- _Written exercise_: Scan the entries below. List each line with "Force".

==== Records for the exercise ====

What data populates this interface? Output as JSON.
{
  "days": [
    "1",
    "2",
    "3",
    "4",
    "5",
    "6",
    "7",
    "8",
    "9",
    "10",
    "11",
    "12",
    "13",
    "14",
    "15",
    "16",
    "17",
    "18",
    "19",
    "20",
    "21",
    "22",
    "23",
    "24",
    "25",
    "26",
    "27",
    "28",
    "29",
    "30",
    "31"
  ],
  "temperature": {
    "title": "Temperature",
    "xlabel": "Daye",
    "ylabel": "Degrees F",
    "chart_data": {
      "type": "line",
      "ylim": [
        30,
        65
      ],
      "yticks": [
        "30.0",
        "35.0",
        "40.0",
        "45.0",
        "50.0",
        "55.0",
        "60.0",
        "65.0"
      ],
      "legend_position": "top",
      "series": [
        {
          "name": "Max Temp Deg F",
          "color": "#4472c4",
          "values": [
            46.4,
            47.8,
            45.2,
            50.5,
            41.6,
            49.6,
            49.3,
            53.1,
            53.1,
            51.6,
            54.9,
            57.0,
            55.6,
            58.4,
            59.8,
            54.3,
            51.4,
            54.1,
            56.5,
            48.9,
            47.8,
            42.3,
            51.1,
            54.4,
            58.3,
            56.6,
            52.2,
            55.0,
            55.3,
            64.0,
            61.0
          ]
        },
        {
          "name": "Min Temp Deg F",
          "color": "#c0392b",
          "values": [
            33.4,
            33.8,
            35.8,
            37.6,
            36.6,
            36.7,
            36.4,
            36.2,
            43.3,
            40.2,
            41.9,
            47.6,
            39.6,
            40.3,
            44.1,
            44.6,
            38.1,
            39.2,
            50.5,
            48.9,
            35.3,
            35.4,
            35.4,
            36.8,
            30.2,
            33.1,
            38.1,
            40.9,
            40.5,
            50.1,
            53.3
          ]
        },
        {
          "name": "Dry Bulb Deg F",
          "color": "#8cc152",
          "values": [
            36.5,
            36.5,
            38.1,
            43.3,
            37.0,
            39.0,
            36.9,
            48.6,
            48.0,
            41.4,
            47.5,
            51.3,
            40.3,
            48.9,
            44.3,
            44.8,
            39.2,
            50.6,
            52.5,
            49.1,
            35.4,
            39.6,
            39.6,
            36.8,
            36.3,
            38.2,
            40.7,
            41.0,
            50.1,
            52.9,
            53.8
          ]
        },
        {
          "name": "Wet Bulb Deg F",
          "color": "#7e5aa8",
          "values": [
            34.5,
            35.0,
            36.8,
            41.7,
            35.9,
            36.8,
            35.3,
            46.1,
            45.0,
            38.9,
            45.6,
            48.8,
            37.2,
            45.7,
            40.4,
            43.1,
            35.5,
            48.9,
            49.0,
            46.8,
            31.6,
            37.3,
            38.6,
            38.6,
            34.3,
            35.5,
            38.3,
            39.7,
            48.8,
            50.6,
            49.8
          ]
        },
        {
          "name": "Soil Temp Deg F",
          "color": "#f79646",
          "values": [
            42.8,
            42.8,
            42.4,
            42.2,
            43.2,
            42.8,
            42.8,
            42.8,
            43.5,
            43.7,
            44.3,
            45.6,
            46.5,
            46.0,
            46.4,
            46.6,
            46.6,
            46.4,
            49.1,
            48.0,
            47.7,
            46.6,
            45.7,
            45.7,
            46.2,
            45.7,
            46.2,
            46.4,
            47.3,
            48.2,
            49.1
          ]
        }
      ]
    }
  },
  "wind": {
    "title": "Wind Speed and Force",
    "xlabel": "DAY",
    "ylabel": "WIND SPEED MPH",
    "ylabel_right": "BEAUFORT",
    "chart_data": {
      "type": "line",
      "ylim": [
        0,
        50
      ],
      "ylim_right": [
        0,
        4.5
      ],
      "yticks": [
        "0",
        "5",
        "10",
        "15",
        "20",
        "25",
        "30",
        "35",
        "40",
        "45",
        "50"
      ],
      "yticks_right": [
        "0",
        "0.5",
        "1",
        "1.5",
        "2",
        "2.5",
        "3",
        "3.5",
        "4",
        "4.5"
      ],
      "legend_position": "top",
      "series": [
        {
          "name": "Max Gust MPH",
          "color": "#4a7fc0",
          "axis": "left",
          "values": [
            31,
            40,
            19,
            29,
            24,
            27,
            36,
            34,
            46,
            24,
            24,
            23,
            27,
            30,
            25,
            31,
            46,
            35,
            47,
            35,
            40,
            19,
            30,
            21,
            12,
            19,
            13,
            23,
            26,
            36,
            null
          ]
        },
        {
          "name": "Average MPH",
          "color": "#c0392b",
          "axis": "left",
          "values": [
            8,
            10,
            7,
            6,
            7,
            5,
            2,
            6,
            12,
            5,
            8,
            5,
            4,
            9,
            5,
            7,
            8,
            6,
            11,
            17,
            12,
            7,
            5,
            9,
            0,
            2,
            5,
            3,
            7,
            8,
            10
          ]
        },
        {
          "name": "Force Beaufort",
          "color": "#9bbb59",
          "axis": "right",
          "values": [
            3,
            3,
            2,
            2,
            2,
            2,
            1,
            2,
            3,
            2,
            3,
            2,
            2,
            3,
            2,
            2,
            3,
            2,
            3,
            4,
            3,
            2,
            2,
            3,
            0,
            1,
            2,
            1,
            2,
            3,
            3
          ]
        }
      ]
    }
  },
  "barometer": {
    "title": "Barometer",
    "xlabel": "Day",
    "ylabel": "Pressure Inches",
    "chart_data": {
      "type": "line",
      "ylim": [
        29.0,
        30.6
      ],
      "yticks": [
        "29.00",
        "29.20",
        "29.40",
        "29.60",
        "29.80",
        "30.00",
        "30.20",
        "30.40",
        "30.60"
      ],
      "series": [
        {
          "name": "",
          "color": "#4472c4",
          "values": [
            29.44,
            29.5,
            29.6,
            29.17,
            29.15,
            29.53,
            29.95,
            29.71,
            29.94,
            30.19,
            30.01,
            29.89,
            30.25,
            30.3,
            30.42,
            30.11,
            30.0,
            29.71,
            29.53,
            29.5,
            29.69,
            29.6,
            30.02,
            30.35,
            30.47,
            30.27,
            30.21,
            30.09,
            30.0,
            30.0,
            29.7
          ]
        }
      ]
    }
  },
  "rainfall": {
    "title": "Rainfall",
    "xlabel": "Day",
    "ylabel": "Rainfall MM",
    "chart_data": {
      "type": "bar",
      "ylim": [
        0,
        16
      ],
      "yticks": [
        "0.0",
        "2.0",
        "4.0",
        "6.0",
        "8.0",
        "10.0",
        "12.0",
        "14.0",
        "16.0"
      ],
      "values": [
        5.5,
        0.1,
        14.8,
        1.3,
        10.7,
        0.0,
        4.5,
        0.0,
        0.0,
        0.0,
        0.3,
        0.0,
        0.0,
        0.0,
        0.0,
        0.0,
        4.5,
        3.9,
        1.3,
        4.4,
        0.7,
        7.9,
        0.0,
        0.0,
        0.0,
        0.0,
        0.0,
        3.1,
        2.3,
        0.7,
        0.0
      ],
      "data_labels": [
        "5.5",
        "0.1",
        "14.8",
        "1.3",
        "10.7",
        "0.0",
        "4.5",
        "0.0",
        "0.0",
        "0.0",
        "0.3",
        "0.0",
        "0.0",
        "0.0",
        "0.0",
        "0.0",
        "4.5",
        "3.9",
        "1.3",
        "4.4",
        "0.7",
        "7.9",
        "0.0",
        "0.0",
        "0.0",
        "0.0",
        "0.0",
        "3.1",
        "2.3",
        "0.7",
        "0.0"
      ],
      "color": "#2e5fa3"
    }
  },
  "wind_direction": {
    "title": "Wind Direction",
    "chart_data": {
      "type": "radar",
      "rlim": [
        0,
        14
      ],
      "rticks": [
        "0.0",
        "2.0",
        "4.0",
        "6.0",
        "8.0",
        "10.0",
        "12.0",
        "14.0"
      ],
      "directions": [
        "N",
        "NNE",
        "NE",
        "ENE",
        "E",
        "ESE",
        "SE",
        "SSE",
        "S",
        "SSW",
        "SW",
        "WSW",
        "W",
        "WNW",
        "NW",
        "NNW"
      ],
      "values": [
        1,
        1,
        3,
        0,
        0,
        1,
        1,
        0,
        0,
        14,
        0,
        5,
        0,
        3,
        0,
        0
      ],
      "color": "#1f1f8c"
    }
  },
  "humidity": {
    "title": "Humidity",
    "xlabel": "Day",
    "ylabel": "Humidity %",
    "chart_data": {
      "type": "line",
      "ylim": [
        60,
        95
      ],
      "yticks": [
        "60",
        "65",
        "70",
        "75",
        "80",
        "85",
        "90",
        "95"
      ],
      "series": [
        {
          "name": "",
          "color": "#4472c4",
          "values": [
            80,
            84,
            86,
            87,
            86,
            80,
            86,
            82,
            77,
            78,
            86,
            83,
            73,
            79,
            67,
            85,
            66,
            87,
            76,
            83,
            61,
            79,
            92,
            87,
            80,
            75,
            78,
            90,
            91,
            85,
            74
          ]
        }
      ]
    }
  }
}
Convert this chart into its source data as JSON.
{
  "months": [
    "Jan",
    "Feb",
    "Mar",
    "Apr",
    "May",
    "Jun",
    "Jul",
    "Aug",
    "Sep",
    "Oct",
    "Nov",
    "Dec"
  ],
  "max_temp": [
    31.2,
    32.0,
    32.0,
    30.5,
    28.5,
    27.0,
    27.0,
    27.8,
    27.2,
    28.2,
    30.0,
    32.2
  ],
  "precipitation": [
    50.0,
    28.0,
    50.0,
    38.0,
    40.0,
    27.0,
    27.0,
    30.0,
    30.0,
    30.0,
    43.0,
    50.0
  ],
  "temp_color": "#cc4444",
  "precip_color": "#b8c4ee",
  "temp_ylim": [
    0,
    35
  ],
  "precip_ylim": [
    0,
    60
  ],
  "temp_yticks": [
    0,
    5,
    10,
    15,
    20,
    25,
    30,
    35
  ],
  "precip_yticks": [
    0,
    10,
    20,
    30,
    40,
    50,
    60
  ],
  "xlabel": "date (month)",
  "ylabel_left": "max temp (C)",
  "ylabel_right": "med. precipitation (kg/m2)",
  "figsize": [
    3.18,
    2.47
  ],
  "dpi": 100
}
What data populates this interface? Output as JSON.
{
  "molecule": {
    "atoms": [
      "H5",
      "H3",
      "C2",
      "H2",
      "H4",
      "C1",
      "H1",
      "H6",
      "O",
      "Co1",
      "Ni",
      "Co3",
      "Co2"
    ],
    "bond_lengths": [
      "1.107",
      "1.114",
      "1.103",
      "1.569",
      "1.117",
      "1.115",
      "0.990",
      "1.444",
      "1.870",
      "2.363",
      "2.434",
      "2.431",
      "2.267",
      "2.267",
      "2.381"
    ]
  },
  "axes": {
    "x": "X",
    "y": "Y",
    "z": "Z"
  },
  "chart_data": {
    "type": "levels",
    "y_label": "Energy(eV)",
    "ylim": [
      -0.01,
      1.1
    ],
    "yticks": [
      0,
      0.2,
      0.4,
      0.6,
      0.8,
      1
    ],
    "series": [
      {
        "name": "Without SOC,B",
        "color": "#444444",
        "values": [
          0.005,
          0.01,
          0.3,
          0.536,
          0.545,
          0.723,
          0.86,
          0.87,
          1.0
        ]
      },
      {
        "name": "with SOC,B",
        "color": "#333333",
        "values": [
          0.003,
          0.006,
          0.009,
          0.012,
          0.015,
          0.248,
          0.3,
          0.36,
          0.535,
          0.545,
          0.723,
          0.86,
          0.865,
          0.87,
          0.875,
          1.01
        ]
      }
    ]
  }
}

====

- _The completed task_:
    "title": "Wind Speed and Force",
          "name": "Force Beaufort",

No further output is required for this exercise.